— INSTRUCTIONS TO FOLLOW —
Print every entry exactly as written.
** BEGIN INPUT DATA **
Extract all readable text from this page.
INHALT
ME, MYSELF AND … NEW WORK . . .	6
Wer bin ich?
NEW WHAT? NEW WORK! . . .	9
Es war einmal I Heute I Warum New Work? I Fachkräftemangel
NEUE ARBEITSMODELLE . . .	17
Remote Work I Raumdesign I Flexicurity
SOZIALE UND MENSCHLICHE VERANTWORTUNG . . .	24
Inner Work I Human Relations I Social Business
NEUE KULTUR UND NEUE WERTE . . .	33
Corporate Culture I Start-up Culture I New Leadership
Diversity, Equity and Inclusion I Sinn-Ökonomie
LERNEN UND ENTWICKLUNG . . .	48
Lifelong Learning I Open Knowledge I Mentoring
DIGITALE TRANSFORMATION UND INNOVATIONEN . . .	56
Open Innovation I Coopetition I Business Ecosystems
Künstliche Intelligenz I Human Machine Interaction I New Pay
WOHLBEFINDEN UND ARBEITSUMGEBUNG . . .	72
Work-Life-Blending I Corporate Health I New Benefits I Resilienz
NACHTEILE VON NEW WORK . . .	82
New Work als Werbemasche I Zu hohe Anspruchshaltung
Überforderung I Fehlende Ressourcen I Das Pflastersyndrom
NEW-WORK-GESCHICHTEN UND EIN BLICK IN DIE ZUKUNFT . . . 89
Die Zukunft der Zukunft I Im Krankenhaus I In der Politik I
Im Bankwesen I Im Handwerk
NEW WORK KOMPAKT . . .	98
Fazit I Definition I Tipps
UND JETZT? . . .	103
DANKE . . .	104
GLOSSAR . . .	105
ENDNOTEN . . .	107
** END INPUT DATA **
— RESULT OF THE EXERCISE —
Extract all readable text from this page.
INHALT
ME, MYSELF AND … NEW WORK . . .	6
Wer bin ich?
NEW WHAT? NEW WORK! . . .	9
Es war einmal I Heute I Warum New Work? I Fachkräftemangel
NEUE ARBEITSMODELLE . . .	17
Remote Work I Raumdesign I Flexicurity
SOZIALE UND MENSCHLICHE VERANTWORTUNG . . .	24
Inner Work I Human Relations I Social Business
NEUE KULTUR UND NEUE WERTE . . .	33
Corporate Culture I Start-up Culture I New Leadership
Diversity, Equity and Inclusion I Sinn-Ökonomie
LERNEN UND ENTWICKLUNG . . .	48
Lifelong Learning I Open Knowledge I Mentoring
DIGITALE TRANSFORMATION UND INNOVATIONEN . . .	56
Open Innovation I Coopetition I Business Ecosystems
Künstliche Intelligenz I Human Machine Interaction I New Pay
WOHLBEFINDEN UND ARBEITSUMGEBUNG . . .	72
Work-Life-Blending I Corporate Health I New Benefits I Resilienz
NACHTEILE VON NEW WORK . . .	82
New Work als Werbemasche I Zu hohe Anspruchshaltung
Überforderung I Fehlende Ressourcen I Das Pflastersyndrom
NEW-WORK-GESCHICHTEN UND EIN BLICK IN DIE ZUKUNFT . . . 89
Die Zukunft der Zukunft I Im Krankenhaus I In der Politik I
Im Bankwesen I Im Handwerk
NEW WORK KOMPAKT . . .	98
Fazit I Definition I Tipps
UND JETZT? . . .	103
DANKE . . .	104
GLOSSAR . . .	105
ENDNOTEN . . .	107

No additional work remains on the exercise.